-------- Input rows --------

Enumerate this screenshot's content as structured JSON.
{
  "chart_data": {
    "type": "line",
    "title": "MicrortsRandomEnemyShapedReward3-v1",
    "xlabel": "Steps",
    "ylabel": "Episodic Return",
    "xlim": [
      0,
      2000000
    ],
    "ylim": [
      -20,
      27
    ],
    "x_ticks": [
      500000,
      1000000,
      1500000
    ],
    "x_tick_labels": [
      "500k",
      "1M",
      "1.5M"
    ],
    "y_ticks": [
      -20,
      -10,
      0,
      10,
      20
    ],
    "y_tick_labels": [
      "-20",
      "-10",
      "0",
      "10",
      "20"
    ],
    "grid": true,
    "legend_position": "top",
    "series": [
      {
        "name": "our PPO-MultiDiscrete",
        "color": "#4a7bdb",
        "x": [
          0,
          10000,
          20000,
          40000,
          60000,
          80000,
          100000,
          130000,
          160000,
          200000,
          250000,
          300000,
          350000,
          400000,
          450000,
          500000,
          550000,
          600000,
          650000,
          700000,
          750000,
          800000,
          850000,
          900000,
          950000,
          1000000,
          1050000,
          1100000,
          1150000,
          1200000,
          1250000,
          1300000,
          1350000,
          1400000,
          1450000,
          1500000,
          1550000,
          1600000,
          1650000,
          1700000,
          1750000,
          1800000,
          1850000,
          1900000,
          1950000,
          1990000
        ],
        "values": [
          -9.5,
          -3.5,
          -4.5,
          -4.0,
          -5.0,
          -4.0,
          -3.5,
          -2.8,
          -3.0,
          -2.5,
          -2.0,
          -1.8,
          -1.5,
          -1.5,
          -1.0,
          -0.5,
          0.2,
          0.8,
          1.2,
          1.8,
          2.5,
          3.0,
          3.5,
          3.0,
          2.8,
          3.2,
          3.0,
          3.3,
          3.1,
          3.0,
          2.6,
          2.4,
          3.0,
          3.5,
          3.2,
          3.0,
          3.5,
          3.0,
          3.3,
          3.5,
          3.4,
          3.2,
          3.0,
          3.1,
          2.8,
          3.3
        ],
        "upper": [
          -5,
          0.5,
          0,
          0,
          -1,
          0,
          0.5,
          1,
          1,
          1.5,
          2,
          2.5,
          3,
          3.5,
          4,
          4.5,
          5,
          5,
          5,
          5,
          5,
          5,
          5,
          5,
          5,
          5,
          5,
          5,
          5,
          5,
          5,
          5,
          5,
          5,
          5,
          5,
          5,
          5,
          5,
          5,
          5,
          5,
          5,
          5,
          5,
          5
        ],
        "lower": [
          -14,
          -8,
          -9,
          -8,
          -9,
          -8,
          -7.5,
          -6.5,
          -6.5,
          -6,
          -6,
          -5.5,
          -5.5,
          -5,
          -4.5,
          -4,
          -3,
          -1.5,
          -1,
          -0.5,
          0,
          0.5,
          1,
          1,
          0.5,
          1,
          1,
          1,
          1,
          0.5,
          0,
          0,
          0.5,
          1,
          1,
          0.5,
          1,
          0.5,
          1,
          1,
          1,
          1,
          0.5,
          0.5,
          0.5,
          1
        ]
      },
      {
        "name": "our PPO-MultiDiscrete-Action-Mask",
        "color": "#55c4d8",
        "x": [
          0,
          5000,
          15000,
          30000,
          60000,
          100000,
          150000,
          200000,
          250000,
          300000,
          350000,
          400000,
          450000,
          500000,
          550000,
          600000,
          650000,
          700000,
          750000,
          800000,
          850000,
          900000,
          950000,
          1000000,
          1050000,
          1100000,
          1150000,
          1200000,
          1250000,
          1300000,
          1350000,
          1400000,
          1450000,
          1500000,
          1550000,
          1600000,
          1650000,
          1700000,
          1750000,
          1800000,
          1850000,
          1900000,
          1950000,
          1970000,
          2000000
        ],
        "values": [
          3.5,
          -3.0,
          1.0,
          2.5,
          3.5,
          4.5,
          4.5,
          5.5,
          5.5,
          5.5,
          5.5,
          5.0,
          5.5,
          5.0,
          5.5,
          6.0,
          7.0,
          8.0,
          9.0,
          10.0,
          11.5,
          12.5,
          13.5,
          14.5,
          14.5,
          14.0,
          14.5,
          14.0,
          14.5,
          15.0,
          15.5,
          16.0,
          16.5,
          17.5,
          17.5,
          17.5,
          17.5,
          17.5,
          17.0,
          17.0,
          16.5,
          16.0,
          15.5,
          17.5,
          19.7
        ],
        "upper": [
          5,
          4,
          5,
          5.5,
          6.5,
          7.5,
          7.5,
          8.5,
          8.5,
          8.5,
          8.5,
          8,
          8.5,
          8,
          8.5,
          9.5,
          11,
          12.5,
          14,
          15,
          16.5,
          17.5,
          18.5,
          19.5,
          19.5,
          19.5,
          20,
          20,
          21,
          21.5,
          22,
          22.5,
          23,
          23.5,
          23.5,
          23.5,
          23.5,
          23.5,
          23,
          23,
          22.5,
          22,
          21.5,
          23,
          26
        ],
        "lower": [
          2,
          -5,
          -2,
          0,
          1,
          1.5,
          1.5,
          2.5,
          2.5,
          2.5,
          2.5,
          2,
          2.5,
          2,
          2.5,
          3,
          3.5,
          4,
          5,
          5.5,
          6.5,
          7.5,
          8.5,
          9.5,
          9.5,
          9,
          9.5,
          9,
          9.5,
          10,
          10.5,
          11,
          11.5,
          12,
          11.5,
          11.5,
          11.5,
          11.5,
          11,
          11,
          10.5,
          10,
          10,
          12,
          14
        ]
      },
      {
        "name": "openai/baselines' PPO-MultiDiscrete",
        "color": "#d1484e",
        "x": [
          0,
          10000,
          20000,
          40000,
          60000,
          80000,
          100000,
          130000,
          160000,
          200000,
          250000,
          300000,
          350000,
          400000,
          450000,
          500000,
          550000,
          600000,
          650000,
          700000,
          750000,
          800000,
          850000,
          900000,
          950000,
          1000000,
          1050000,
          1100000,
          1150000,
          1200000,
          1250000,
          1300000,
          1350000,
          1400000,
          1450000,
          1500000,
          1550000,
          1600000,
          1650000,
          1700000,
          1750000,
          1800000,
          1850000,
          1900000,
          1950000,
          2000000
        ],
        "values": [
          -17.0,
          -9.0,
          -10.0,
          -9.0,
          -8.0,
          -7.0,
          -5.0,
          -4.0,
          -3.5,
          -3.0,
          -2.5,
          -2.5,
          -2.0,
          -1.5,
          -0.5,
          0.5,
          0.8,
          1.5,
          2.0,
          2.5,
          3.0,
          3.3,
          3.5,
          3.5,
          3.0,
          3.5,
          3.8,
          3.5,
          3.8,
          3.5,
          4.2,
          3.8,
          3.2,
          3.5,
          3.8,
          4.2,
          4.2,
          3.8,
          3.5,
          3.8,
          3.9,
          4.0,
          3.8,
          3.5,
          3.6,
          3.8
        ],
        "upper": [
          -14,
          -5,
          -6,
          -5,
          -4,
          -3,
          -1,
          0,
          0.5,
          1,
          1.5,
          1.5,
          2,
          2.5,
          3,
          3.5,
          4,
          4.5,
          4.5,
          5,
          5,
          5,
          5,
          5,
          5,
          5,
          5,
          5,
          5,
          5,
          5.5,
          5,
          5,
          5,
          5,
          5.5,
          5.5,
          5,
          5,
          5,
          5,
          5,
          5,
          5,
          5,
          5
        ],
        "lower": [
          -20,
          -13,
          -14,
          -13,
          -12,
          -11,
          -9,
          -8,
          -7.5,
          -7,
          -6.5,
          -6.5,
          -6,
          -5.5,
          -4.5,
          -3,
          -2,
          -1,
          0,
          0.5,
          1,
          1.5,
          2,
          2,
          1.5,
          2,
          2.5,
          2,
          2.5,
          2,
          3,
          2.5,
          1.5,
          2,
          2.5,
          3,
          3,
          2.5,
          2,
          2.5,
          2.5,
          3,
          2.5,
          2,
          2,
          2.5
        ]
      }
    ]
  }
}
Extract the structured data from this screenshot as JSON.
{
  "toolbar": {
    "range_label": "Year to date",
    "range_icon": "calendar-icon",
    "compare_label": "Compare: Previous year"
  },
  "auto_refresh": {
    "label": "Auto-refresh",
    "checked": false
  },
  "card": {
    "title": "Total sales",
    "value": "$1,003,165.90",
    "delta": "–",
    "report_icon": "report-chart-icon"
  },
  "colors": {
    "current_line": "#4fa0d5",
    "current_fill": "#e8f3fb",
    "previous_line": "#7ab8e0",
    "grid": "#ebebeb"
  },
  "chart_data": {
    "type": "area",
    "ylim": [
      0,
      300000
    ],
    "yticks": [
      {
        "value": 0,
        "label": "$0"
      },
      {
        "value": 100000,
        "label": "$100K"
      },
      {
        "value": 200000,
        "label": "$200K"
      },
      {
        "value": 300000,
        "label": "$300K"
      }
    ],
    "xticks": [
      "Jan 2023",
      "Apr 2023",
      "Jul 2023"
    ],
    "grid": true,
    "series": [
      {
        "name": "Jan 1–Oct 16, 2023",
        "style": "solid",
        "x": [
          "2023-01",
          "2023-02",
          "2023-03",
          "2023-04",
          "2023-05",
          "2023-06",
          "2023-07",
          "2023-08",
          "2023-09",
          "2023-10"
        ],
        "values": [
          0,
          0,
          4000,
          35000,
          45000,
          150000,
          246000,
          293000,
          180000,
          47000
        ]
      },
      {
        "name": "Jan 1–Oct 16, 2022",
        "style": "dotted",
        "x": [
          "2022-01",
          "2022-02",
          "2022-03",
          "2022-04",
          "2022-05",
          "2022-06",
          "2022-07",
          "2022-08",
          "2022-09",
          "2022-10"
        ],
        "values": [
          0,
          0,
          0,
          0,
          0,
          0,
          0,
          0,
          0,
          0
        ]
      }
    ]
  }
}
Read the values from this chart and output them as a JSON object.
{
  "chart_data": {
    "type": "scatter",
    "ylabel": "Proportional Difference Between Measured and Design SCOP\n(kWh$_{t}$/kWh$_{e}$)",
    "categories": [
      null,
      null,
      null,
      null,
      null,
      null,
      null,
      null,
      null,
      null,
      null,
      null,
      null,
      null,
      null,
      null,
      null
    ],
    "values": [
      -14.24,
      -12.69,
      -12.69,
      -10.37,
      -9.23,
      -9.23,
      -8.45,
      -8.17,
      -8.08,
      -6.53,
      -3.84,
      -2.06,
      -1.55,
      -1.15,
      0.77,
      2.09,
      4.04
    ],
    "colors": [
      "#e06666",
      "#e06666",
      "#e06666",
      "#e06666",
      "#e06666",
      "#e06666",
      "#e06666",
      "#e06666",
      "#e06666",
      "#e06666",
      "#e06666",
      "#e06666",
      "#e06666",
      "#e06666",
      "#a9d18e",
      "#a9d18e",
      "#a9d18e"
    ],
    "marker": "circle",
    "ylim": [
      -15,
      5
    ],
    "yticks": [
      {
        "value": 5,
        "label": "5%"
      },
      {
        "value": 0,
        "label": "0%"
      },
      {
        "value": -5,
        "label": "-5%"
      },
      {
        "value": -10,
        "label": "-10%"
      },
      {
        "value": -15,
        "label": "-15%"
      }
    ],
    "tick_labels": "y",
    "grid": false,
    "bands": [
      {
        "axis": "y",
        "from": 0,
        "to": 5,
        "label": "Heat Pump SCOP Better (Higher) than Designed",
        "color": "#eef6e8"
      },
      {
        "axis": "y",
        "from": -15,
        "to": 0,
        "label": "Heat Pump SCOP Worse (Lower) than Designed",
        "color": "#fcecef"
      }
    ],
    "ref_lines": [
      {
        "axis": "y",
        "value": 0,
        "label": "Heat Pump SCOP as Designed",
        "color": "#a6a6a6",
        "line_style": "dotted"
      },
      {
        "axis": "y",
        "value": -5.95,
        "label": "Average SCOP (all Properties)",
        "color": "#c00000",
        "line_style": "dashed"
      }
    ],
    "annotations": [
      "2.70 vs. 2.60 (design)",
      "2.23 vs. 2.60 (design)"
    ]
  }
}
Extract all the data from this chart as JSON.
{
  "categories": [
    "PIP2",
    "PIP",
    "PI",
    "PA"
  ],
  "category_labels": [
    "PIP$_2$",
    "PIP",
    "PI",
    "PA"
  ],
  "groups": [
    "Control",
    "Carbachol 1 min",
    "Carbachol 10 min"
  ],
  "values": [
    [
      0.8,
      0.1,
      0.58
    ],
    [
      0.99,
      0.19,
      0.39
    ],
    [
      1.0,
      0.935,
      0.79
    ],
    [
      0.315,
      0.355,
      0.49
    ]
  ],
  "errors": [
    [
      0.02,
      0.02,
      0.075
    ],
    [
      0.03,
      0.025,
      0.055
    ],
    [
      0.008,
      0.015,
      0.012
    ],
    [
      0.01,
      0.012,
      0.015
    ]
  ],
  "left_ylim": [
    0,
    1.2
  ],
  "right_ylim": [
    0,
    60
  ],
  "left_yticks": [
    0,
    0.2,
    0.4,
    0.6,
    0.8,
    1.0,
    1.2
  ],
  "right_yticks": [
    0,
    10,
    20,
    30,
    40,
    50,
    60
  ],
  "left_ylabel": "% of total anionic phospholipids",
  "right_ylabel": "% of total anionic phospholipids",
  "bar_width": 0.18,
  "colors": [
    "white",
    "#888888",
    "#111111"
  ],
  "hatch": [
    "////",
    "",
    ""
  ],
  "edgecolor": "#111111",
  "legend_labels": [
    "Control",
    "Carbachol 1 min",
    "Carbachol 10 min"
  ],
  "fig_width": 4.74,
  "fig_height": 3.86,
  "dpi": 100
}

--------

# What you should do
Each line holding "Extract" must be found and copied.

# Task response
Extract the structured data from this screenshot as JSON.
Extract all the data from this chart as JSON.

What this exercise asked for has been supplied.